== Task directions ==
Quote the listing in full, exactly as given, minus any pictures.

##########

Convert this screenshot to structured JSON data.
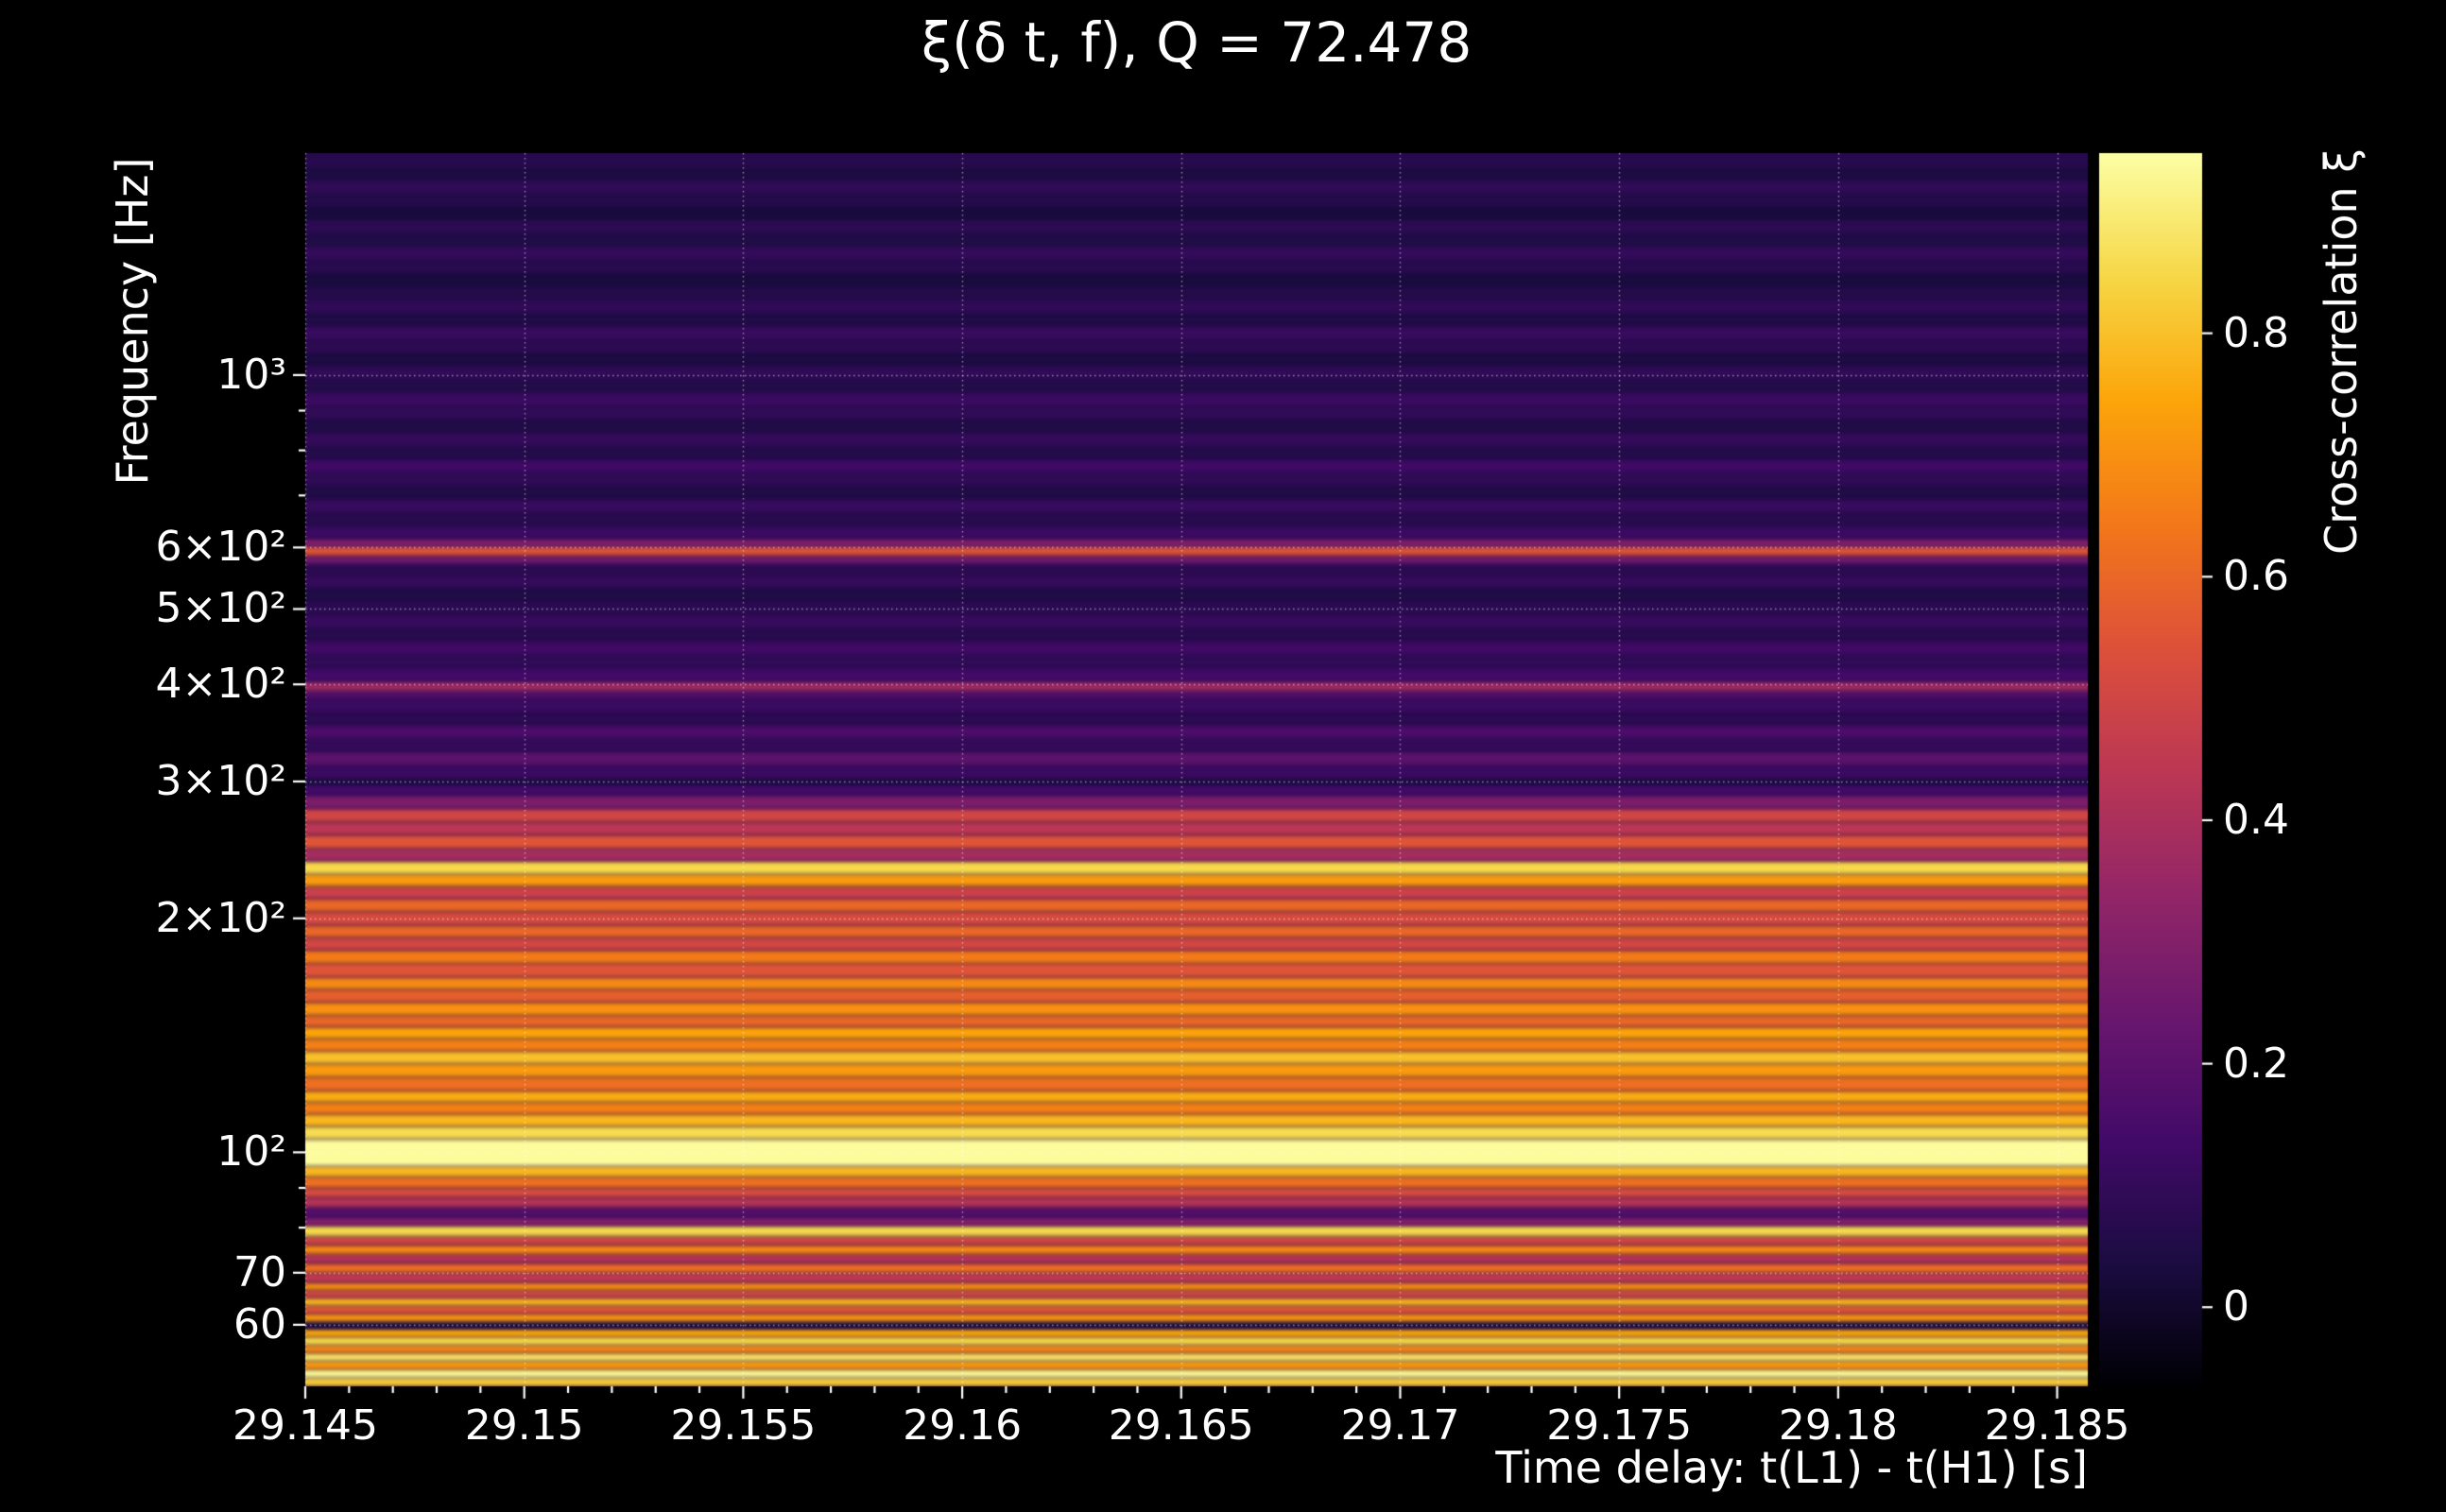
{
  "colors": {
    "background": "#000000",
    "text": "#ffffff",
    "grid": "#ffffff",
    "tick": "#ffffff"
  },
  "chart_data": {
    "type": "heatmap",
    "title": "ξ(δ t, f), Q = 72.478",
    "xlabel": "Time delay: t(L1) - t(H1) [s]",
    "ylabel": "Frequency [Hz]",
    "x_scale": "linear",
    "y_scale": "log",
    "x_range": [
      29.145,
      29.1857
    ],
    "y_range": [
      50,
      1930
    ],
    "x_minor_step": 0.001,
    "grid": {
      "visible": true,
      "style": "dotted"
    },
    "x_ticks": [
      {
        "value": 29.145,
        "label": "29.145"
      },
      {
        "value": 29.15,
        "label": "29.15"
      },
      {
        "value": 29.155,
        "label": "29.155"
      },
      {
        "value": 29.16,
        "label": "29.16"
      },
      {
        "value": 29.165,
        "label": "29.165"
      },
      {
        "value": 29.17,
        "label": "29.17"
      },
      {
        "value": 29.175,
        "label": "29.175"
      },
      {
        "value": 29.18,
        "label": "29.18"
      },
      {
        "value": 29.185,
        "label": "29.185"
      }
    ],
    "y_ticks": [
      {
        "value": 1000,
        "label": "10³"
      },
      {
        "value": 600,
        "label": "6×10²"
      },
      {
        "value": 500,
        "label": "5×10²"
      },
      {
        "value": 400,
        "label": "4×10²"
      },
      {
        "value": 300,
        "label": "3×10²"
      },
      {
        "value": 200,
        "label": "2×10²"
      },
      {
        "value": 100,
        "label": "10²"
      },
      {
        "value": 70,
        "label": "70"
      },
      {
        "value": 60,
        "label": "60"
      }
    ],
    "y_minor_ticks": [
      80,
      90,
      700,
      800,
      900
    ],
    "colorbar": {
      "label": "Cross-correlation ξ",
      "vmin": -0.065,
      "vmax": 0.948,
      "ticks": [
        {
          "value": 0,
          "label": "0"
        },
        {
          "value": 0.2,
          "label": "0.2"
        },
        {
          "value": 0.4,
          "label": "0.4"
        },
        {
          "value": 0.6,
          "label": "0.6"
        },
        {
          "value": 0.8,
          "label": "0.8"
        }
      ]
    },
    "colormap": {
      "name": "inferno",
      "stops": [
        "#000004",
        "#1b0c41",
        "#420a68",
        "#6a176e",
        "#932667",
        "#bc3754",
        "#dd513a",
        "#f37819",
        "#fca50a",
        "#f6d746",
        "#fcffa4"
      ]
    },
    "bands_note": "Each band is [freq_low_Hz, freq_high_Hz, cross_correlation_xi]; pattern is constant across time delay",
    "bands": [
      [
        50,
        51.3,
        0.82
      ],
      [
        51.3,
        52.6,
        0.93
      ],
      [
        52.6,
        53.9,
        0.72
      ],
      [
        53.9,
        55.2,
        0.88
      ],
      [
        55.2,
        56.5,
        0.68
      ],
      [
        56.5,
        57.9,
        0.85
      ],
      [
        57.9,
        59.3,
        0.75
      ],
      [
        59.3,
        60.6,
        0.04
      ],
      [
        60.6,
        62,
        0.72
      ],
      [
        62,
        63.5,
        0.55
      ],
      [
        63.5,
        65,
        0.78
      ],
      [
        65,
        66.5,
        0.5
      ],
      [
        66.5,
        68,
        0.7
      ],
      [
        68,
        70,
        0.45
      ],
      [
        70,
        72,
        0.62
      ],
      [
        72,
        74,
        0.42
      ],
      [
        74,
        76,
        0.68
      ],
      [
        76,
        78,
        0.5
      ],
      [
        78,
        80.5,
        0.85
      ],
      [
        80.5,
        82.5,
        0.3
      ],
      [
        82.5,
        85,
        0.18
      ],
      [
        85,
        87.5,
        0.42
      ],
      [
        87.5,
        90,
        0.52
      ],
      [
        90,
        93,
        0.62
      ],
      [
        93,
        96,
        0.78
      ],
      [
        96,
        104,
        0.94
      ],
      [
        104,
        108,
        0.86
      ],
      [
        108,
        112,
        0.78
      ],
      [
        112,
        116,
        0.66
      ],
      [
        116,
        120,
        0.76
      ],
      [
        120,
        125,
        0.62
      ],
      [
        125,
        130,
        0.72
      ],
      [
        130,
        135,
        0.8
      ],
      [
        135,
        140,
        0.66
      ],
      [
        140,
        145,
        0.74
      ],
      [
        145,
        150,
        0.6
      ],
      [
        150,
        156,
        0.7
      ],
      [
        156,
        162,
        0.58
      ],
      [
        162,
        168,
        0.68
      ],
      [
        168,
        175,
        0.55
      ],
      [
        175,
        182,
        0.65
      ],
      [
        182,
        189,
        0.5
      ],
      [
        189,
        196,
        0.6
      ],
      [
        196,
        204,
        0.52
      ],
      [
        204,
        212,
        0.6
      ],
      [
        212,
        220,
        0.48
      ],
      [
        220,
        228,
        0.72
      ],
      [
        228,
        237,
        0.85
      ],
      [
        237,
        246,
        0.38
      ],
      [
        246,
        256,
        0.55
      ],
      [
        256,
        266,
        0.44
      ],
      [
        266,
        277,
        0.5
      ],
      [
        277,
        288,
        0.28
      ],
      [
        288,
        297,
        0.14
      ],
      [
        297,
        303,
        0.04
      ],
      [
        303,
        315,
        0.12
      ],
      [
        315,
        328,
        0.2
      ],
      [
        328,
        341,
        0.1
      ],
      [
        341,
        355,
        0.16
      ],
      [
        355,
        369,
        0.08
      ],
      [
        369,
        384,
        0.12
      ],
      [
        384,
        392,
        0.18
      ],
      [
        392,
        404,
        0.36
      ],
      [
        404,
        420,
        0.14
      ],
      [
        420,
        437,
        0.09
      ],
      [
        437,
        455,
        0.13
      ],
      [
        455,
        473,
        0.07
      ],
      [
        473,
        492,
        0.11
      ],
      [
        492,
        512,
        0.08
      ],
      [
        512,
        533,
        0.05
      ],
      [
        533,
        554,
        0.1
      ],
      [
        554,
        572,
        0.08
      ],
      [
        572,
        586,
        0.25
      ],
      [
        586,
        602,
        0.55
      ],
      [
        602,
        616,
        0.3
      ],
      [
        616,
        640,
        0.12
      ],
      [
        640,
        666,
        0.07
      ],
      [
        666,
        693,
        0.11
      ],
      [
        693,
        721,
        0.05
      ],
      [
        721,
        750,
        0.09
      ],
      [
        750,
        780,
        0.13
      ],
      [
        780,
        811,
        0.06
      ],
      [
        811,
        844,
        0.1
      ],
      [
        844,
        878,
        0.05
      ],
      [
        878,
        913,
        0.09
      ],
      [
        913,
        950,
        0.12
      ],
      [
        950,
        988,
        0.06
      ],
      [
        988,
        1028,
        0.09
      ],
      [
        1028,
        1069,
        0.04
      ],
      [
        1069,
        1112,
        0.08
      ],
      [
        1112,
        1157,
        0.11
      ],
      [
        1157,
        1203,
        0.05
      ],
      [
        1203,
        1252,
        0.09
      ],
      [
        1252,
        1302,
        0.06
      ],
      [
        1302,
        1354,
        0.03
      ],
      [
        1354,
        1409,
        0.07
      ],
      [
        1409,
        1465,
        0.1
      ],
      [
        1465,
        1524,
        0.05
      ],
      [
        1524,
        1585,
        0.08
      ],
      [
        1585,
        1649,
        0.03
      ],
      [
        1649,
        1715,
        0.06
      ],
      [
        1715,
        1784,
        0.09
      ],
      [
        1784,
        1856,
        0.04
      ],
      [
        1856,
        1930,
        0.07
      ]
    ]
  }
}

##########

== The result ==
Convert this screenshot to structured JSON data.
{
  "colors": {
    "background": "#000000",
    "text": "#ffffff",
    "grid": "#ffffff",
    "tick": "#ffffff"
  },
  "chart_data": {
    "type": "heatmap",
    "title": "ξ(δ t, f), Q = 72.478",
    "xlabel": "Time delay: t(L1) - t(H1) [s]",
    "ylabel": "Frequency [Hz]",
    "x_scale": "linear",
    "y_scale": "log",
    "x_range": [
      29.145,
      29.1857
    ],
    "y_range": [
      50,
      1930
    ],
    "x_minor_step": 0.001,
    "grid": {
      "visible": true,
      "style": "dotted"
    },
    "x_ticks": [
      {
        "value": 29.145,
        "label": "29.145"
      },
      {
        "value": 29.15,
        "label": "29.15"
      },
      {
        "value": 29.155,
        "label": "29.155"
      },
      {
        "value": 29.16,
        "label": "29.16"
      },
      {
        "value": 29.165,
        "label": "29.165"
      },
      {
        "value": 29.17,
        "label": "29.17"
      },
      {
        "value": 29.175,
        "label": "29.175"
      },
      {
        "value": 29.18,
        "label": "29.18"
      },
      {
        "value": 29.185,
        "label": "29.185"
      }
    ],
    "y_ticks": [
      {
        "value": 1000,
        "label": "10³"
      },
      {
        "value": 600,
        "label": "6×10²"
      },
      {
        "value": 500,
        "label": "5×10²"
      },
      {
        "value": 400,
        "label": "4×10²"
      },
      {
        "value": 300,
        "label": "3×10²"
      },
      {
        "value": 200,
        "label": "2×10²"
      },
      {
        "value": 100,
        "label": "10²"
      },
      {
        "value": 70,
        "label": "70"
      },
      {
        "value": 60,
        "label": "60"
      }
    ],
    "y_minor_ticks": [
      80,
      90,
      700,
      800,
      900
    ],
    "colorbar": {
      "label": "Cross-correlation ξ",
      "vmin": -0.065,
      "vmax": 0.948,
      "ticks": [
        {
          "value": 0,
          "label": "0"
        },
        {
          "value": 0.2,
          "label": "0.2"
        },
        {
          "value": 0.4,
          "label": "0.4"
        },
        {
          "value": 0.6,
          "label": "0.6"
        },
        {
          "value": 0.8,
          "label": "0.8"
        }
      ]
    },
    "colormap": {
      "name": "inferno",
      "stops": [
        "#000004",
        "#1b0c41",
        "#420a68",
        "#6a176e",
        "#932667",
        "#bc3754",
        "#dd513a",
        "#f37819",
        "#fca50a",
        "#f6d746",
        "#fcffa4"
      ]
    },
    "bands_note": "Each band is [freq_low_Hz, freq_high_Hz, cross_correlation_xi]; pattern is constant across time delay",
    "bands": [
      [
        50,
        51.3,
        0.82
      ],
      [
        51.3,
        52.6,
        0.93
      ],
      [
        52.6,
        53.9,
        0.72
      ],
      [
        53.9,
        55.2,
        0.88
      ],
      [
        55.2,
        56.5,
        0.68
      ],
      [
        56.5,
        57.9,
        0.85
      ],
      [
        57.9,
        59.3,
        0.75
      ],
      [
        59.3,
        60.6,
        0.04
      ],
      [
        60.6,
        62,
        0.72
      ],
      [
        62,
        63.5,
        0.55
      ],
      [
        63.5,
        65,
        0.78
      ],
      [
        65,
        66.5,
        0.5
      ],
      [
        66.5,
        68,
        0.7
      ],
      [
        68,
        70,
        0.45
      ],
      [
        70,
        72,
        0.62
      ],
      [
        72,
        74,
        0.42
      ],
      [
        74,
        76,
        0.68
      ],
      [
        76,
        78,
        0.5
      ],
      [
        78,
        80.5,
        0.85
      ],
      [
        80.5,
        82.5,
        0.3
      ],
      [
        82.5,
        85,
        0.18
      ],
      [
        85,
        87.5,
        0.42
      ],
      [
        87.5,
        90,
        0.52
      ],
      [
        90,
        93,
        0.62
      ],
      [
        93,
        96,
        0.78
      ],
      [
        96,
        104,
        0.94
      ],
      [
        104,
        108,
        0.86
      ],
      [
        108,
        112,
        0.78
      ],
      [
        112,
        116,
        0.66
      ],
      [
        116,
        120,
        0.76
      ],
      [
        120,
        125,
        0.62
      ],
      [
        125,
        130,
        0.72
      ],
      [
        130,
        135,
        0.8
      ],
      [
        135,
        140,
        0.66
      ],
      [
        140,
        145,
        0.74
      ],
      [
        145,
        150,
        0.6
      ],
      [
        150,
        156,
        0.7
      ],
      [
        156,
        162,
        0.58
      ],
      [
        162,
        168,
        0.68
      ],
      [
        168,
        175,
        0.55
      ],
      [
        175,
        182,
        0.65
      ],
      [
        182,
        189,
        0.5
      ],
      [
        189,
        196,
        0.6
      ],
      [
        196,
        204,
        0.52
      ],
      [
        204,
        212,
        0.6
      ],
      [
        212,
        220,
        0.48
      ],
      [
        220,
        228,
        0.72
      ],
      [
        228,
        237,
        0.85
      ],
      [
        237,
        246,
        0.38
      ],
      [
        246,
        256,
        0.55
      ],
      [
        256,
        266,
        0.44
      ],
      [
        266,
        277,
        0.5
      ],
      [
        277,
        288,
        0.28
      ],
      [
        288,
        297,
        0.14
      ],
      [
        297,
        303,
        0.04
      ],
      [
        303,
        315,
        0.12
      ],
      [
        315,
        328,
        0.2
      ],
      [
        328,
        341,
        0.1
      ],
      [
        341,
        355,
        0.16
      ],
      [
        355,
        369,
        0.08
      ],
      [
        369,
        384,
        0.12
      ],
      [
        384,
        392,
        0.18
      ],
      [
        392,
        404,
        0.36
      ],
      [
        404,
        420,
        0.14
      ],
      [
        420,
        437,
        0.09
      ],
      [
        437,
        455,
        0.13
      ],
      [
        455,
        473,
        0.07
      ],
      [
        473,
        492,
        0.11
      ],
      [
        492,
        512,
        0.08
      ],
      [
        512,
        533,
        0.05
      ],
      [
        533,
        554,
        0.1
      ],
      [
        554,
        572,
        0.08
      ],
      [
        572,
        586,
        0.25
      ],
      [
        586,
        602,
        0.55
      ],
      [
        602,
        616,
        0.3
      ],
      [
        616,
        640,
        0.12
      ],
      [
        640,
        666,
        0.07
      ],
      [
        666,
        693,
        0.11
      ],
      [
        693,
        721,
        0.05
      ],
      [
        721,
        750,
        0.09
      ],
      [
        750,
        780,
        0.13
      ],
      [
        780,
        811,
        0.06
      ],
      [
        811,
        844,
        0.1
      ],
      [
        844,
        878,
        0.05
      ],
      [
        878,
        913,
        0.09
      ],
      [
        913,
        950,
        0.12
      ],
      [
        950,
        988,
        0.06
      ],
      [
        988,
        1028,
        0.09
      ],
      [
        1028,
        1069,
        0.04
      ],
      [
        1069,
        1112,
        0.08
      ],
      [
        1112,
        1157,
        0.11
      ],
      [
        1157,
        1203,
        0.05
      ],
      [
        1203,
        1252,
        0.09
      ],
      [
        1252,
        1302,
        0.06
      ],
      [
        1302,
        1354,
        0.03
      ],
      [
        1354,
        1409,
        0.07
      ],
      [
        1409,
        1465,
        0.1
      ],
      [
        1465,
        1524,
        0.05
      ],
      [
        1524,
        1585,
        0.08
      ],
      [
        1585,
        1649,
        0.03
      ],
      [
        1649,
        1715,
        0.06
      ],
      [
        1715,
        1784,
        0.09
      ],
      [
        1784,
        1856,
        0.04
      ],
      [
        1856,
        1930,
        0.07
      ]
    ]
  }
}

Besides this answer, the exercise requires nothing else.